**Your task:** What you return should match every record exactly, with the images removed.

**Records supplied:**
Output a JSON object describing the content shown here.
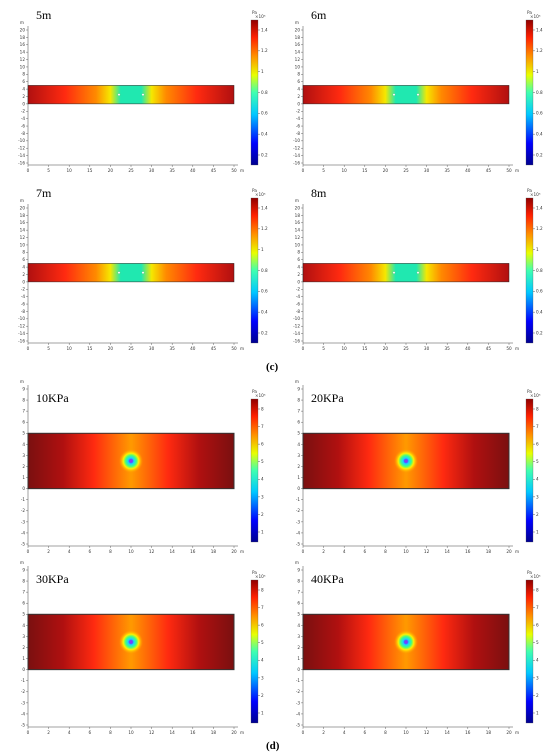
{
  "section_c": {
    "label": "(c)",
    "panels": [
      {
        "title": "5m",
        "x_ticks": [
          "0",
          "5",
          "10",
          "15",
          "20",
          "25",
          "30",
          "35",
          "40",
          "45",
          "50"
        ],
        "x_unit": "m",
        "y_ticks": [
          "20",
          "18",
          "16",
          "14",
          "12",
          "10",
          "8",
          "6",
          "4",
          "2",
          "0",
          "-2",
          "-4",
          "-6",
          "-8",
          "-10",
          "-12",
          "-14",
          "-16"
        ],
        "y_unit": "m",
        "cb_unit": "Pa",
        "cb_exp": "×10⁵",
        "cb_ticks": [
          "1.4",
          "1.2",
          "1",
          "0.8",
          "0.6",
          "0.4",
          "0.2"
        ]
      },
      {
        "title": "6m",
        "x_ticks": [
          "0",
          "5",
          "10",
          "15",
          "20",
          "25",
          "30",
          "35",
          "40",
          "45",
          "50"
        ],
        "x_unit": "m",
        "y_ticks": [
          "20",
          "18",
          "16",
          "14",
          "12",
          "10",
          "8",
          "6",
          "4",
          "2",
          "0",
          "-2",
          "-4",
          "-6",
          "-8",
          "-10",
          "-12",
          "-14",
          "-16"
        ],
        "y_unit": "m",
        "cb_unit": "Pa",
        "cb_exp": "×10⁵",
        "cb_ticks": [
          "1.4",
          "1.2",
          "1",
          "0.8",
          "0.6",
          "0.4",
          "0.2"
        ]
      },
      {
        "title": "7m",
        "x_ticks": [
          "0",
          "5",
          "10",
          "15",
          "20",
          "25",
          "30",
          "35",
          "40",
          "45",
          "50"
        ],
        "x_unit": "m",
        "y_ticks": [
          "20",
          "18",
          "16",
          "14",
          "12",
          "10",
          "8",
          "6",
          "4",
          "2",
          "0",
          "-2",
          "-4",
          "-6",
          "-8",
          "-10",
          "-12",
          "-14",
          "-16"
        ],
        "y_unit": "m",
        "cb_unit": "Pa",
        "cb_exp": "×10⁵",
        "cb_ticks": [
          "1.4",
          "1.2",
          "1",
          "0.8",
          "0.6",
          "0.4",
          "0.2"
        ]
      },
      {
        "title": "8m",
        "x_ticks": [
          "0",
          "5",
          "10",
          "15",
          "20",
          "25",
          "30",
          "35",
          "40",
          "45",
          "50"
        ],
        "x_unit": "m",
        "y_ticks": [
          "20",
          "18",
          "16",
          "14",
          "12",
          "10",
          "8",
          "6",
          "4",
          "2",
          "0",
          "-2",
          "-4",
          "-6",
          "-8",
          "-10",
          "-12",
          "-14",
          "-16"
        ],
        "y_unit": "m",
        "cb_unit": "Pa",
        "cb_exp": "×10⁵",
        "cb_ticks": [
          "1.4",
          "1.2",
          "1",
          "0.8",
          "0.6",
          "0.4",
          "0.2"
        ]
      }
    ]
  },
  "section_d": {
    "label": "(d)",
    "panels": [
      {
        "title": "10KPa",
        "x_ticks": [
          "0",
          "2",
          "4",
          "6",
          "8",
          "10",
          "12",
          "14",
          "16",
          "18",
          "20"
        ],
        "x_unit": "m",
        "y_ticks": [
          "9",
          "8",
          "7",
          "6",
          "5",
          "4",
          "3",
          "2",
          "1",
          "0",
          "-1",
          "-2",
          "-3",
          "-4",
          "-5"
        ],
        "y_unit": "m",
        "cb_unit": "Pa",
        "cb_exp": "×10⁵",
        "cb_ticks": [
          "8",
          "7",
          "6",
          "5",
          "4",
          "3",
          "2",
          "1"
        ]
      },
      {
        "title": "20KPa",
        "x_ticks": [
          "0",
          "2",
          "4",
          "6",
          "8",
          "10",
          "12",
          "14",
          "16",
          "18",
          "20"
        ],
        "x_unit": "m",
        "y_ticks": [
          "9",
          "8",
          "7",
          "6",
          "5",
          "4",
          "3",
          "2",
          "1",
          "0",
          "-1",
          "-2",
          "-3",
          "-4",
          "-5"
        ],
        "y_unit": "m",
        "cb_unit": "Pa",
        "cb_exp": "×10⁵",
        "cb_ticks": [
          "8",
          "7",
          "6",
          "5",
          "4",
          "3",
          "2",
          "1"
        ]
      },
      {
        "title": "30KPa",
        "x_ticks": [
          "0",
          "2",
          "4",
          "6",
          "8",
          "10",
          "12",
          "14",
          "16",
          "18",
          "20"
        ],
        "x_unit": "m",
        "y_ticks": [
          "9",
          "8",
          "7",
          "6",
          "5",
          "4",
          "3",
          "2",
          "1",
          "0",
          "-1",
          "-2",
          "-3",
          "-4",
          "-5"
        ],
        "y_unit": "m",
        "cb_unit": "Pa",
        "cb_exp": "×10⁵",
        "cb_ticks": [
          "8",
          "7",
          "6",
          "5",
          "4",
          "3",
          "2",
          "1"
        ]
      },
      {
        "title": "40KPa",
        "x_ticks": [
          "0",
          "2",
          "4",
          "6",
          "8",
          "10",
          "12",
          "14",
          "16",
          "18",
          "20"
        ],
        "x_unit": "m",
        "y_ticks": [
          "9",
          "8",
          "7",
          "6",
          "5",
          "4",
          "3",
          "2",
          "1",
          "0",
          "-1",
          "-2",
          "-3",
          "-4",
          "-5"
        ],
        "y_unit": "m",
        "cb_unit": "Pa",
        "cb_exp": "×10⁵",
        "cb_ticks": [
          "8",
          "7",
          "6",
          "5",
          "4",
          "3",
          "2",
          "1"
        ]
      }
    ]
  },
  "colors": {
    "field_edge": "#b01010",
    "field_mid": "#ff2a10",
    "field_orange": "#ff8a00",
    "field_yellow": "#f5e800",
    "field_cyan": "#20e8b0",
    "field_dark": "#7a1010",
    "axis": "#444444"
  }
}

**Exercise answer:**
Output a JSON object describing the content shown here.
{
  "section_c": {
    "label": "(c)",
    "panels": [
      {
        "title": "5m",
        "x_ticks": [
          "0",
          "5",
          "10",
          "15",
          "20",
          "25",
          "30",
          "35",
          "40",
          "45",
          "50"
        ],
        "x_unit": "m",
        "y_ticks": [
          "20",
          "18",
          "16",
          "14",
          "12",
          "10",
          "8",
          "6",
          "4",
          "2",
          "0",
          "-2",
          "-4",
          "-6",
          "-8",
          "-10",
          "-12",
          "-14",
          "-16"
        ],
        "y_unit": "m",
        "cb_unit": "Pa",
        "cb_exp": "×10⁵",
        "cb_ticks": [
          "1.4",
          "1.2",
          "1",
          "0.8",
          "0.6",
          "0.4",
          "0.2"
        ]
      },
      {
        "title": "6m",
        "x_ticks": [
          "0",
          "5",
          "10",
          "15",
          "20",
          "25",
          "30",
          "35",
          "40",
          "45",
          "50"
        ],
        "x_unit": "m",
        "y_ticks": [
          "20",
          "18",
          "16",
          "14",
          "12",
          "10",
          "8",
          "6",
          "4",
          "2",
          "0",
          "-2",
          "-4",
          "-6",
          "-8",
          "-10",
          "-12",
          "-14",
          "-16"
        ],
        "y_unit": "m",
        "cb_unit": "Pa",
        "cb_exp": "×10⁵",
        "cb_ticks": [
          "1.4",
          "1.2",
          "1",
          "0.8",
          "0.6",
          "0.4",
          "0.2"
        ]
      },
      {
        "title": "7m",
        "x_ticks": [
          "0",
          "5",
          "10",
          "15",
          "20",
          "25",
          "30",
          "35",
          "40",
          "45",
          "50"
        ],
        "x_unit": "m",
        "y_ticks": [
          "20",
          "18",
          "16",
          "14",
          "12",
          "10",
          "8",
          "6",
          "4",
          "2",
          "0",
          "-2",
          "-4",
          "-6",
          "-8",
          "-10",
          "-12",
          "-14",
          "-16"
        ],
        "y_unit": "m",
        "cb_unit": "Pa",
        "cb_exp": "×10⁵",
        "cb_ticks": [
          "1.4",
          "1.2",
          "1",
          "0.8",
          "0.6",
          "0.4",
          "0.2"
        ]
      },
      {
        "title": "8m",
        "x_ticks": [
          "0",
          "5",
          "10",
          "15",
          "20",
          "25",
          "30",
          "35",
          "40",
          "45",
          "50"
        ],
        "x_unit": "m",
        "y_ticks": [
          "20",
          "18",
          "16",
          "14",
          "12",
          "10",
          "8",
          "6",
          "4",
          "2",
          "0",
          "-2",
          "-4",
          "-6",
          "-8",
          "-10",
          "-12",
          "-14",
          "-16"
        ],
        "y_unit": "m",
        "cb_unit": "Pa",
        "cb_exp": "×10⁵",
        "cb_ticks": [
          "1.4",
          "1.2",
          "1",
          "0.8",
          "0.6",
          "0.4",
          "0.2"
        ]
      }
    ]
  },
  "section_d": {
    "label": "(d)",
    "panels": [
      {
        "title": "10KPa",
        "x_ticks": [
          "0",
          "2",
          "4",
          "6",
          "8",
          "10",
          "12",
          "14",
          "16",
          "18",
          "20"
        ],
        "x_unit": "m",
        "y_ticks": [
          "9",
          "8",
          "7",
          "6",
          "5",
          "4",
          "3",
          "2",
          "1",
          "0",
          "-1",
          "-2",
          "-3",
          "-4",
          "-5"
        ],
        "y_unit": "m",
        "cb_unit": "Pa",
        "cb_exp": "×10⁵",
        "cb_ticks": [
          "8",
          "7",
          "6",
          "5",
          "4",
          "3",
          "2",
          "1"
        ]
      },
      {
        "title": "20KPa",
        "x_ticks": [
          "0",
          "2",
          "4",
          "6",
          "8",
          "10",
          "12",
          "14",
          "16",
          "18",
          "20"
        ],
        "x_unit": "m",
        "y_ticks": [
          "9",
          "8",
          "7",
          "6",
          "5",
          "4",
          "3",
          "2",
          "1",
          "0",
          "-1",
          "-2",
          "-3",
          "-4",
          "-5"
        ],
        "y_unit": "m",
        "cb_unit": "Pa",
        "cb_exp": "×10⁵",
        "cb_ticks": [
          "8",
          "7",
          "6",
          "5",
          "4",
          "3",
          "2",
          "1"
        ]
      },
      {
        "title": "30KPa",
        "x_ticks": [
          "0",
          "2",
          "4",
          "6",
          "8",
          "10",
          "12",
          "14",
          "16",
          "18",
          "20"
        ],
        "x_unit": "m",
        "y_ticks": [
          "9",
          "8",
          "7",
          "6",
          "5",
          "4",
          "3",
          "2",
          "1",
          "0",
          "-1",
          "-2",
          "-3",
          "-4",
          "-5"
        ],
        "y_unit": "m",
        "cb_unit": "Pa",
        "cb_exp": "×10⁵",
        "cb_ticks": [
          "8",
          "7",
          "6",
          "5",
          "4",
          "3",
          "2",
          "1"
        ]
      },
      {
        "title": "40KPa",
        "x_ticks": [
          "0",
          "2",
          "4",
          "6",
          "8",
          "10",
          "12",
          "14",
          "16",
          "18",
          "20"
        ],
        "x_unit": "m",
        "y_ticks": [
          "9",
          "8",
          "7",
          "6",
          "5",
          "4",
          "3",
          "2",
          "1",
          "0",
          "-1",
          "-2",
          "-3",
          "-4",
          "-5"
        ],
        "y_unit": "m",
        "cb_unit": "Pa",
        "cb_exp": "×10⁵",
        "cb_ticks": [
          "8",
          "7",
          "6",
          "5",
          "4",
          "3",
          "2",
          "1"
        ]
      }
    ]
  },
  "colors": {
    "field_edge": "#b01010",
    "field_mid": "#ff2a10",
    "field_orange": "#ff8a00",
    "field_yellow": "#f5e800",
    "field_cyan": "#20e8b0",
    "field_dark": "#7a1010",
    "axis": "#444444"
  }
}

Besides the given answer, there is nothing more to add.